Answer with a single number: how many lines in the listing below include "muzycznych"?

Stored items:
>> START

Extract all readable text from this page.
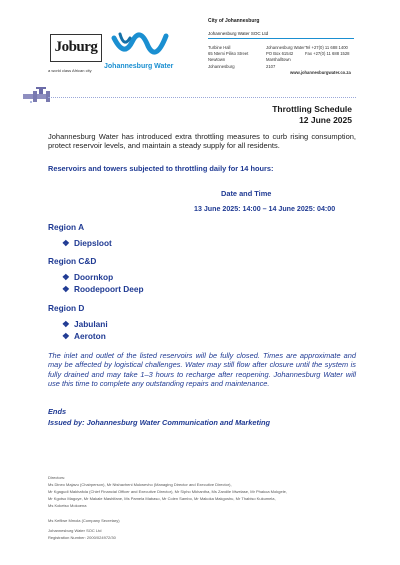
Joburg
a world class African city
Johannesburg Water
City of Johannesburg
Johannesburg Water SOC Ltd
Turbine Hall
65 Ntemi Piliso Street
Newtown
Johannesburg
Johannesburg Water
PO Box 61542
Marshalltown
2107
Tel +27(0) 11 688 1400
Fax +27(0) 11 688 1528
www.johannesburgwater.co.za
Throttling Schedule
12 June 2025
Johannesburg Water has introduced extra throttling measures to curb rising consumption, protect reservoir levels, and maintain a steady supply for all residents.
Reservoirs and towers subjected to throttling daily for 14 hours:
Date and Time
13 June 2025: 14:00 – 14 June 2025: 04:00
Region A
❖ Diepsloot
Region C&D
❖ Doornkop
❖ Roodepoort Deep
Region D
❖ Jabulani
❖ Aeroton
The inlet and outlet of the listed reservoirs will be fully closed. Times are approximate and may be affected by logistical challenges. Water may still flow after closure until the system is fully drained and may take 1–3 hours to recharge after reopening. Johannesburg Water will use this time to complete any outstanding repairs and maintenance.
Ends
Issued by: Johannesburg Water Communication and Marketing
Directors:
Ms Dineo Majavu (Chairperson), Mr Ntshavheni Mukwevho (Managing Director and Executive Director),
Mr Kgagudi Makhafola (Chief Financial Officer and Executive Director), Mr Sipho Mkhantha, Ms Zandile Mwelase, Mr Phakoa Mokgele,
Mr Kgotso Magoye, Mr Makale Mashifane, Ms Pamela Mabaso, Mr Colen Sambo, Mr Makoka Makgoshu, Mr Thabiso Kukumela,
Ms Koketso Mokoena
Ms Kefilwe Mmola (Company Secretary)
Johannesburg Water SOC Ltd
Registration Number: 2000/024972/30
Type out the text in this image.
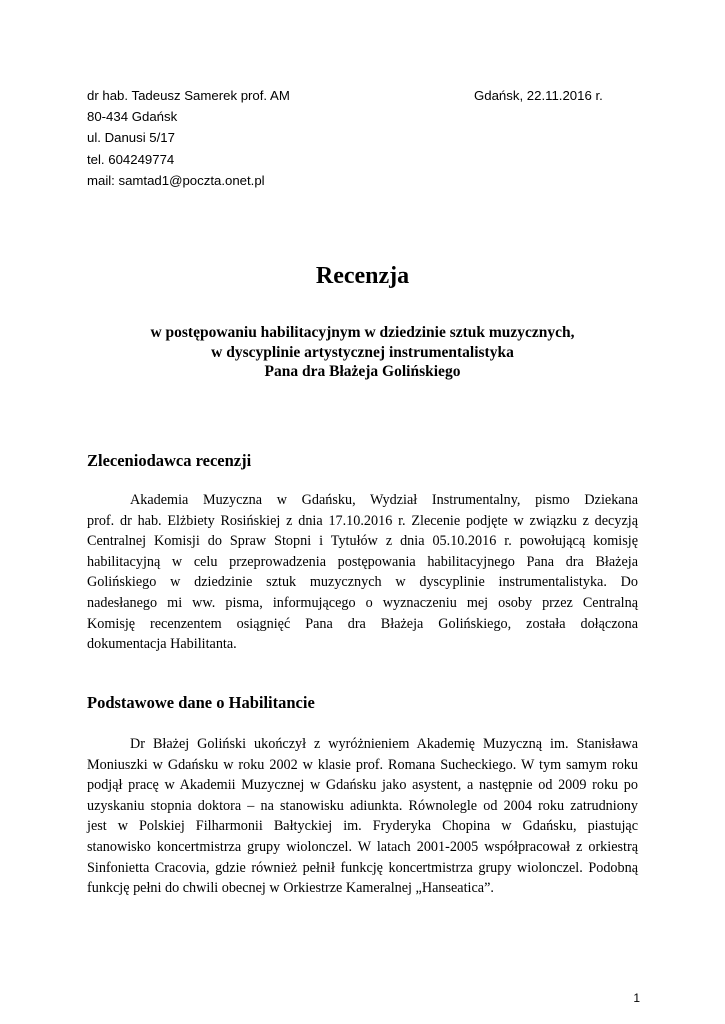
dr hab. Tadeusz Samerek prof. AM
80-434 Gdańsk
ul. Danusi 5/17
tel. 604249774
mail: samtad1@poczta.onet.pl
Gdańsk, 22.11.2016 r.
Recenzja
w postępowaniu habilitacyjnym w dziedzinie sztuk muzycznych,
w dyscyplinie artystycznej instrumentalistyka
Pana dra Błażeja Golińskiego
Zleceniodawca recenzji
Akademia Muzyczna w Gdańsku, Wydział Instrumentalny, pismo Dziekana
prof. dr hab. Elżbiety Rosińskiej z dnia 17.10.2016 r. Zlecenie podjęte w związku z decyzją
Centralnej Komisji do Spraw Stopni i Tytułów z dnia 05.10.2016 r. powołującą komisję
habilitacyjną w celu przeprowadzenia postępowania habilitacyjnego Pana dra Błażeja
Golińskiego w dziedzinie sztuk muzycznych w dyscyplinie instrumentalistyka. Do
nadesłanego mi ww. pisma, informującego o wyznaczeniu mej osoby przez Centralną
Komisję recenzentem osiągnięć Pana dra Błażeja Golińskiego, została dołączona
dokumentacja Habilitanta.
Podstawowe dane o Habilitancie
Dr Błażej Goliński ukończył z wyróżnieniem Akademię Muzyczną im. Stanisława
Moniuszki w Gdańsku w roku 2002 w klasie prof. Romana Sucheckiego. W tym samym roku
podjął pracę w Akademii Muzycznej w Gdańsku jako asystent, a następnie od 2009 roku po
uzyskaniu stopnia doktora – na stanowisku adiunkta. Równolegle od 2004 roku zatrudniony
jest w Polskiej Filharmonii Bałtyckiej im. Fryderyka Chopina w Gdańsku, piastując
stanowisko koncertmistrza grupy wiolonczel. W latach 2001-2005 współpracował z orkiestrą
Sinfonietta Cracovia, gdzie również pełnił funkcję koncertmistrza grupy wiolonczel. Podobną
funkcję pełni do chwili obecnej w Orkiestrze Kameralnej „Hanseatica”.
1
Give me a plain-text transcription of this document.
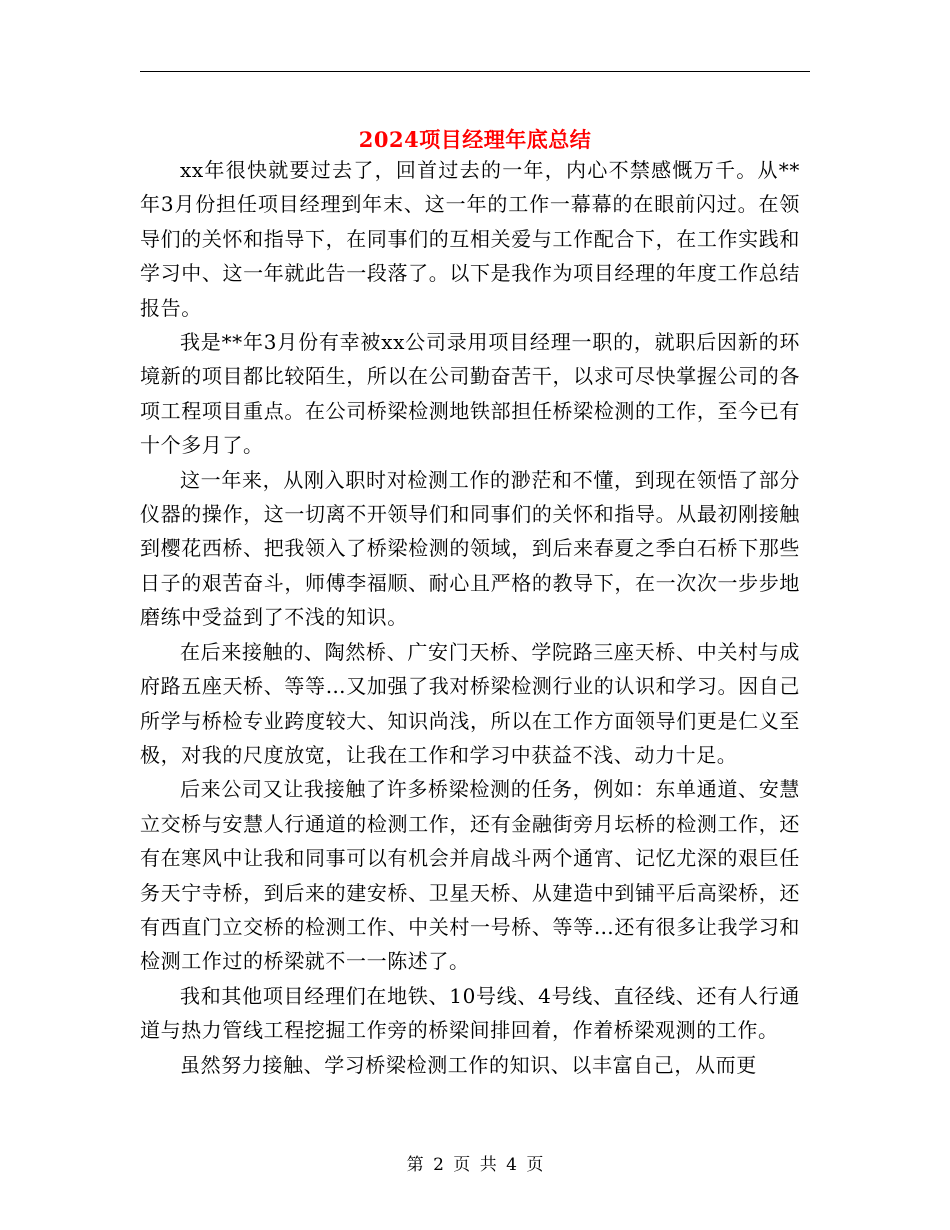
2024项目经理年底总结

xx年很快就要过去了，回首过去的一年，内心不禁感慨万千。从**年3月份担任项目经理到年末、这一年的工作一幕幕的在眼前闪过。在领导们的关怀和指导下，在同事们的互相关爱与工作配合下，在工作实践和学习中、这一年就此告一段落了。以下是我作为项目经理的年度工作总结报告。

我是**年3月份有幸被xx公司录用项目经理一职的，就职后因新的环境新的项目都比较陌生，所以在公司勤奋苦干，以求可尽快掌握公司的各项工程项目重点。在公司桥梁检测地铁部担任桥梁检测的工作，至今已有十个多月了。

这一年来，从刚入职时对检测工作的渺茫和不懂，到现在领悟了部分仪器的操作，这一切离不开领导们和同事们的关怀和指导。从最初刚接触到樱花西桥、把我领入了桥梁检测的领域，到后来春夏之季白石桥下那些日子的艰苦奋斗，师傅李福顺、耐心且严格的教导下，在一次次一步步地磨练中受益到了不浅的知识。

在后来接触的、陶然桥、广安门天桥、学院路三座天桥、中关村与成府路五座天桥、等等…又加强了我对桥梁检测行业的认识和学习。因自己所学与桥检专业跨度较大、知识尚浅，所以在工作方面领导们更是仁义至极，对我的尺度放宽，让我在工作和学习中获益不浅、动力十足。

后来公司又让我接触了许多桥梁检测的任务，例如：东单通道、安慧立交桥与安慧人行通道的检测工作，还有金融街旁月坛桥的检测工作，还有在寒风中让我和同事可以有机会并肩战斗两个通宵、记忆尤深的艰巨任务天宁寺桥，到后来的建安桥、卫星天桥、从建造中到铺平后高梁桥，还有西直门立交桥的检测工作、中关村一号桥、等等…还有很多让我学习和检测工作过的桥梁就不一一陈述了。

我和其他项目经理们在地铁、10号线、4号线、直径线、还有人行通道与热力管线工程挖掘工作旁的桥梁间排回着，作着桥梁观测的工作。

虽然努力接触、学习桥梁检测工作的知识、以丰富自己，从而更

第 2 页 共 4 页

>> END

REPLY TO THE TASK: 2